INSTRUCTIONS FOR THE TASK: Rewrite the data below with every "grid-spoke" changed to "spoke-line" and everything else kept the same. Leave the pictures out of your answer.

* BEGIN *

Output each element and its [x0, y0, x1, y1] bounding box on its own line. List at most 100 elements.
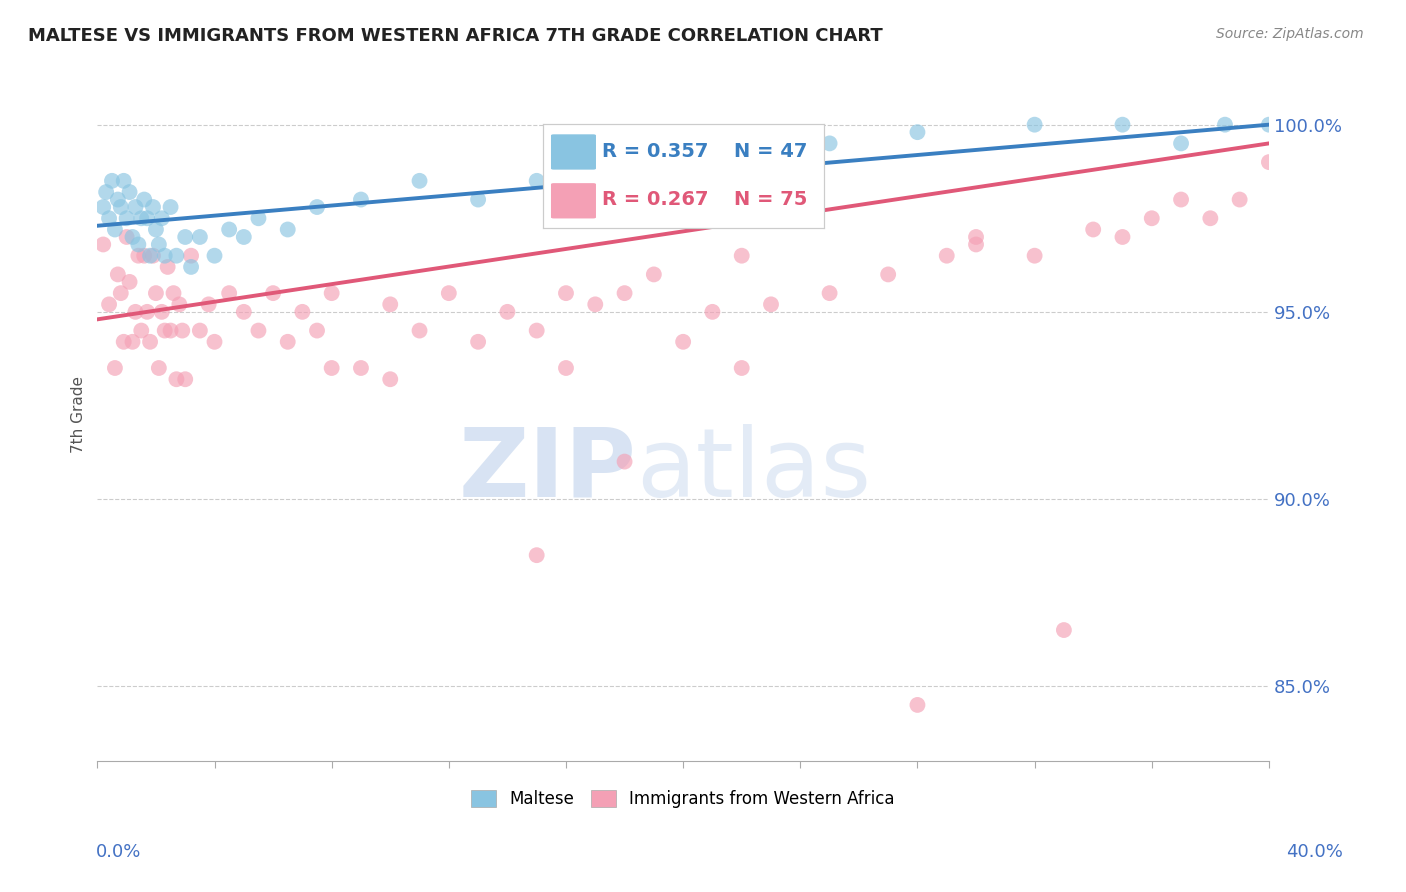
Point — [153, 324, 176, 338]
Point — [526, 174, 548, 188]
Point — [1053, 623, 1076, 637]
Point — [1213, 118, 1236, 132]
Point — [467, 193, 489, 207]
Point — [101, 174, 124, 188]
Point — [121, 334, 143, 349]
Point — [232, 305, 254, 319]
Point — [107, 193, 129, 207]
Point — [702, 305, 724, 319]
Point — [643, 268, 665, 282]
Point — [247, 211, 270, 226]
Point — [613, 147, 636, 161]
Point — [1024, 249, 1046, 263]
Point — [110, 200, 132, 214]
Point — [907, 698, 929, 712]
Text: MALTESE VS IMMIGRANTS FROM WESTERN AFRICA 7TH GRADE CORRELATION CHART: MALTESE VS IMMIGRANTS FROM WESTERN AFRIC… — [28, 27, 883, 45]
Point — [291, 305, 314, 319]
Point — [1024, 118, 1046, 132]
Point — [134, 249, 156, 263]
Point — [380, 372, 402, 386]
Point — [350, 193, 373, 207]
Point — [139, 249, 162, 263]
Point — [180, 260, 202, 274]
Point — [818, 136, 841, 151]
Point — [1140, 211, 1163, 226]
Point — [262, 286, 284, 301]
Point — [408, 174, 430, 188]
Point — [180, 249, 202, 263]
Point — [247, 324, 270, 338]
Point — [139, 334, 162, 349]
Point — [134, 193, 156, 207]
Point — [148, 361, 170, 376]
Point — [145, 222, 167, 236]
Point — [107, 268, 129, 282]
Point — [321, 286, 343, 301]
Point — [150, 211, 173, 226]
Point — [174, 372, 197, 386]
Point — [672, 155, 695, 169]
Point — [1170, 136, 1192, 151]
Point — [104, 222, 127, 236]
Point — [129, 324, 152, 338]
Point — [1258, 155, 1281, 169]
Point — [218, 286, 240, 301]
Point — [174, 230, 197, 244]
Point — [112, 174, 135, 188]
Text: 0.0%: 0.0% — [96, 843, 141, 861]
Point — [321, 361, 343, 376]
Point — [1199, 211, 1222, 226]
Point — [94, 185, 117, 199]
Point — [935, 249, 957, 263]
Point — [91, 200, 114, 214]
Point — [1083, 222, 1105, 236]
Point — [204, 334, 226, 349]
Point — [121, 230, 143, 244]
Point — [172, 324, 194, 338]
Point — [350, 361, 373, 376]
Point — [907, 125, 929, 139]
Point — [115, 230, 138, 244]
Text: Source: ZipAtlas.com: Source: ZipAtlas.com — [1216, 27, 1364, 41]
Point — [165, 372, 187, 386]
Text: ZIP: ZIP — [458, 424, 637, 516]
Point — [188, 324, 211, 338]
Point — [150, 305, 173, 319]
Point — [555, 361, 578, 376]
Point — [204, 249, 226, 263]
Point — [277, 222, 299, 236]
Point — [613, 286, 636, 301]
Point — [142, 249, 165, 263]
Point — [156, 260, 179, 274]
Point — [305, 200, 328, 214]
Point — [277, 334, 299, 349]
Point — [877, 268, 900, 282]
Point — [555, 286, 578, 301]
Point — [98, 297, 121, 311]
Point — [127, 237, 149, 252]
Point — [159, 200, 181, 214]
Point — [232, 230, 254, 244]
Point — [153, 249, 176, 263]
Point — [118, 275, 141, 289]
Point — [124, 200, 146, 214]
Point — [197, 297, 219, 311]
Point — [91, 237, 114, 252]
Point — [162, 286, 184, 301]
Point — [1229, 193, 1251, 207]
Point — [104, 361, 127, 376]
Legend: Maltese, Immigrants from Western Africa: Maltese, Immigrants from Western Africa — [464, 783, 901, 815]
Point — [129, 211, 152, 226]
Point — [731, 361, 754, 376]
Point — [818, 286, 841, 301]
Point — [145, 286, 167, 301]
Point — [110, 286, 132, 301]
Point — [583, 297, 606, 311]
Point — [124, 305, 146, 319]
Point — [112, 334, 135, 349]
Point — [437, 286, 460, 301]
Text: atlas: atlas — [637, 424, 872, 516]
Point — [136, 305, 159, 319]
Point — [672, 334, 695, 349]
Point — [496, 305, 519, 319]
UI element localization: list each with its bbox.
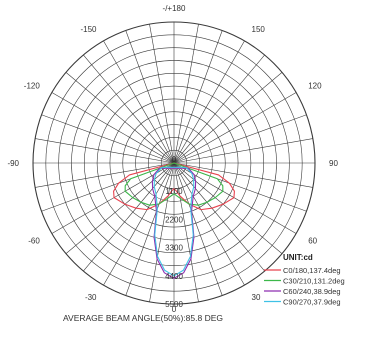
grid-spoke xyxy=(83,54,175,164)
grid-spoke xyxy=(173,162,223,296)
grid-spoke xyxy=(173,162,283,254)
center-label: 0 xyxy=(172,155,177,164)
grid-spoke xyxy=(103,40,175,164)
angle-label: 120 xyxy=(308,82,322,91)
grid-spoke xyxy=(173,162,245,286)
angle-label: -60 xyxy=(28,237,40,246)
series-curve-1 xyxy=(113,162,235,211)
grid-spoke xyxy=(173,162,199,302)
angle-label: -/+180 xyxy=(163,4,186,13)
radial-tick-label: 4400 xyxy=(165,272,183,281)
grid-spoke xyxy=(41,114,175,164)
series-curve-4 xyxy=(153,166,195,277)
series-curve-3 xyxy=(151,167,197,279)
grid-spoke xyxy=(173,54,265,164)
angle-label: 30 xyxy=(252,293,261,302)
legend: UNIT:cd C0/180,137.4degC30/210,131.2degC… xyxy=(264,253,345,307)
grid-spoke xyxy=(125,162,175,296)
grid-spoke xyxy=(173,92,297,164)
grid-spoke xyxy=(173,40,245,164)
legend-entry: C60/240,38.9deg xyxy=(283,287,341,296)
grid-spoke xyxy=(51,92,175,164)
grid-spoke xyxy=(173,30,223,164)
grid-spoke xyxy=(173,138,313,164)
grid-spoke xyxy=(173,24,199,164)
unit-label: UNIT:cd xyxy=(283,253,313,262)
grid-spoke xyxy=(35,162,175,188)
grid-spoke xyxy=(149,24,175,164)
radial-tick-label: 2200 xyxy=(165,215,183,224)
angle-label: -30 xyxy=(85,293,97,302)
radial-tick-label: 5500 xyxy=(165,300,183,309)
beam-angle-footer: AVERAGE BEAM ANGLE(50%):85.8 DEG xyxy=(63,313,223,323)
grid-spoke xyxy=(149,162,175,302)
angle-label: 0 xyxy=(172,305,177,314)
angle-label: 150 xyxy=(252,25,266,34)
radial-tick-label: 1100 xyxy=(165,187,183,196)
grid-spoke xyxy=(65,162,175,254)
angle-label: -150 xyxy=(80,25,97,34)
polar-grid xyxy=(32,21,316,305)
angle-label: 90 xyxy=(329,159,338,168)
grid-spoke xyxy=(125,30,175,164)
radial-tick-label: 3300 xyxy=(165,244,183,253)
series-curve-2 xyxy=(124,162,224,206)
grid-spoke xyxy=(35,138,175,164)
angle-label: -120 xyxy=(24,82,41,91)
series-curves xyxy=(113,162,235,279)
grid-spoke xyxy=(173,114,307,164)
angle-label: 60 xyxy=(308,237,317,246)
legend-entry: C30/210,131.2deg xyxy=(283,277,345,286)
grid-spoke xyxy=(103,162,175,286)
legend-entry: C90/270,37.9deg xyxy=(283,298,341,307)
grid-spoke xyxy=(173,72,283,164)
angle-label: -90 xyxy=(7,159,19,168)
axis-labels: -/+180 -150 150 -120 120 -90 90 -60 60 -30 30 0 0 110… xyxy=(7,4,338,314)
grid-spoke xyxy=(173,162,265,272)
grid-spoke xyxy=(65,72,175,164)
legend-entry: C0/180,137.4deg xyxy=(283,266,341,275)
grid-spoke xyxy=(83,162,175,272)
grid-spoke xyxy=(173,162,313,188)
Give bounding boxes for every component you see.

* END *

RESPONSE TO THIS EXERCISE:
Output each element and its [x0, y0, x1, y1] bounding box on its own line. List at most 100 elements.
Point — [153, 324, 176, 338]
Point — [526, 174, 548, 188]
Point — [1053, 623, 1076, 637]
Point — [1213, 118, 1236, 132]
Point — [467, 193, 489, 207]
Point — [101, 174, 124, 188]
Point — [121, 334, 143, 349]
Point — [232, 305, 254, 319]
Point — [107, 193, 129, 207]
Point — [702, 305, 724, 319]
Point — [643, 268, 665, 282]
Point — [247, 211, 270, 226]
Point — [613, 147, 636, 161]
Point — [1024, 249, 1046, 263]
Point — [110, 200, 132, 214]
Point — [907, 698, 929, 712]
Text: MALTESE VS IMMIGRANTS FROM WESTERN AFRICA 7TH GRADE CORRELATION CHART: MALTESE VS IMMIGRANTS FROM WESTERN AFRIC… — [28, 27, 883, 45]
Point — [291, 305, 314, 319]
Point — [1024, 118, 1046, 132]
Point — [134, 249, 156, 263]
Point — [380, 372, 402, 386]
Point — [350, 193, 373, 207]
Point — [139, 249, 162, 263]
Point — [180, 260, 202, 274]
Point — [818, 136, 841, 151]
Point — [1140, 211, 1163, 226]
Point — [262, 286, 284, 301]
Point — [408, 174, 430, 188]
Point — [180, 249, 202, 263]
Point — [247, 324, 270, 338]
Point — [139, 334, 162, 349]
Point — [134, 193, 156, 207]
Point — [148, 361, 170, 376]
Point — [145, 222, 167, 236]
Point — [107, 268, 129, 282]
Point — [321, 286, 343, 301]
Point — [150, 211, 173, 226]
Point — [174, 372, 197, 386]
Point — [672, 155, 695, 169]
Point — [1170, 136, 1192, 151]
Point — [104, 222, 127, 236]
Point — [129, 324, 152, 338]
Point — [1258, 155, 1281, 169]
Point — [218, 286, 240, 301]
Point — [174, 230, 197, 244]
Point — [112, 174, 135, 188]
Text: 0.0%: 0.0% — [96, 843, 141, 861]
Point — [321, 361, 343, 376]
Point — [1199, 211, 1222, 226]
Point — [94, 185, 117, 199]
Point — [935, 249, 957, 263]
Point — [91, 200, 114, 214]
Point — [1083, 222, 1105, 236]
Point — [204, 334, 226, 349]
Point — [121, 230, 143, 244]
Point — [172, 324, 194, 338]
Point — [350, 361, 373, 376]
Point — [907, 125, 929, 139]
Point — [115, 230, 138, 244]
Text: Source: ZipAtlas.com: Source: ZipAtlas.com — [1216, 27, 1364, 41]
Point — [165, 372, 187, 386]
Text: ZIP: ZIP — [458, 424, 637, 516]
Point — [188, 324, 211, 338]
Point — [150, 305, 173, 319]
Point — [555, 361, 578, 376]
Point — [204, 249, 226, 263]
Point — [277, 222, 299, 236]
Point — [613, 286, 636, 301]
Point — [142, 249, 165, 263]
Point — [156, 260, 179, 274]
Point — [305, 200, 328, 214]
Point — [277, 334, 299, 349]
Point — [877, 268, 900, 282]
Point — [555, 286, 578, 301]
Point — [98, 297, 121, 311]
Point — [127, 237, 149, 252]
Point — [159, 200, 181, 214]
Point — [232, 230, 254, 244]
Point — [153, 249, 176, 263]
Point — [118, 275, 141, 289]
Point — [124, 200, 146, 214]
Point — [197, 297, 219, 311]
Point — [91, 237, 114, 252]
Point — [162, 286, 184, 301]
Point — [1229, 193, 1251, 207]
Point — [104, 361, 127, 376]
Legend: Maltese, Immigrants from Western Africa: Maltese, Immigrants from Western Africa — [464, 783, 901, 815]
Point — [129, 211, 152, 226]
Point — [731, 361, 754, 376]
Point — [818, 286, 841, 301]
Point — [145, 286, 167, 301]
Point — [110, 286, 132, 301]
Point — [583, 297, 606, 311]
Point — [124, 305, 146, 319]
Point — [112, 334, 135, 349]
Point — [437, 286, 460, 301]
Text: atlas: atlas — [637, 424, 872, 516]
Point — [136, 305, 159, 319]
Point — [672, 334, 695, 349]
Point — [496, 305, 519, 319]
UI element localization: list each with its bbox.
spoke-line xyxy=(83,54,175,164)
spoke-line xyxy=(173,162,223,296)
spoke-line xyxy=(173,162,283,254)
center-label: 0 xyxy=(172,155,177,164)
spoke-line xyxy=(103,40,175,164)
angle-label: 120 xyxy=(308,82,322,91)
spoke-line xyxy=(173,162,245,286)
angle-label: -60 xyxy=(28,237,40,246)
series-curve-1 xyxy=(113,162,235,211)
spoke-line xyxy=(173,162,199,302)
angle-label: -/+180 xyxy=(163,4,186,13)
radial-tick-label: 4400 xyxy=(165,272,183,281)
spoke-line xyxy=(41,114,175,164)
series-curve-4 xyxy=(153,166,195,277)
series-curve-3 xyxy=(151,167,197,279)
spoke-line xyxy=(173,54,265,164)
angle-label: 30 xyxy=(252,293,261,302)
legend: UNIT:cd C0/180,137.4degC30/210,131.2degC… xyxy=(264,253,345,307)
spoke-line xyxy=(125,162,175,296)
spoke-line xyxy=(173,92,297,164)
spoke-line xyxy=(173,40,245,164)
legend-entry: C60/240,38.9deg xyxy=(283,287,341,296)
spoke-line xyxy=(51,92,175,164)
spoke-line xyxy=(173,30,223,164)
spoke-line xyxy=(173,138,313,164)
spoke-line xyxy=(173,24,199,164)
unit-label: UNIT:cd xyxy=(283,253,313,262)
spoke-line xyxy=(35,162,175,188)
spoke-line xyxy=(149,24,175,164)
radial-tick-label: 2200 xyxy=(165,215,183,224)
angle-label: -30 xyxy=(85,293,97,302)
radial-tick-label: 5500 xyxy=(165,300,183,309)
beam-angle-footer: AVERAGE BEAM ANGLE(50%):85.8 DEG xyxy=(63,313,223,323)
spoke-line xyxy=(149,162,175,302)
angle-label: 0 xyxy=(172,305,177,314)
angle-label: 150 xyxy=(252,25,266,34)
radial-tick-label: 1100 xyxy=(165,187,183,196)
spoke-line xyxy=(65,162,175,254)
angle-label: -150 xyxy=(80,25,97,34)
polar-grid xyxy=(32,21,316,305)
angle-label: 90 xyxy=(329,159,338,168)
spoke-line xyxy=(125,30,175,164)
radial-tick-label: 3300 xyxy=(165,244,183,253)
series-curve-2 xyxy=(124,162,224,206)
spoke-line xyxy=(35,138,175,164)
angle-label: -120 xyxy=(24,82,41,91)
series-curves xyxy=(113,162,235,279)
spoke-line xyxy=(173,114,307,164)
angle-label: 60 xyxy=(308,237,317,246)
legend-entry: C30/210,131.2deg xyxy=(283,277,345,286)
spoke-line xyxy=(103,162,175,286)
legend-entry: C90/270,37.9deg xyxy=(283,298,341,307)
spoke-line xyxy=(173,72,283,164)
angle-label: -90 xyxy=(7,159,19,168)
axis-labels: -/+180 -150 150 -120 120 -90 90 -60 60 -30 30 0 0 110… xyxy=(7,4,338,314)
spoke-line xyxy=(173,162,265,272)
spoke-line xyxy=(65,72,175,164)
legend-entry: C0/180,137.4deg xyxy=(283,266,341,275)
spoke-line xyxy=(83,162,175,272)
spoke-line xyxy=(173,162,313,188)
Give bounding boxes for every component you see.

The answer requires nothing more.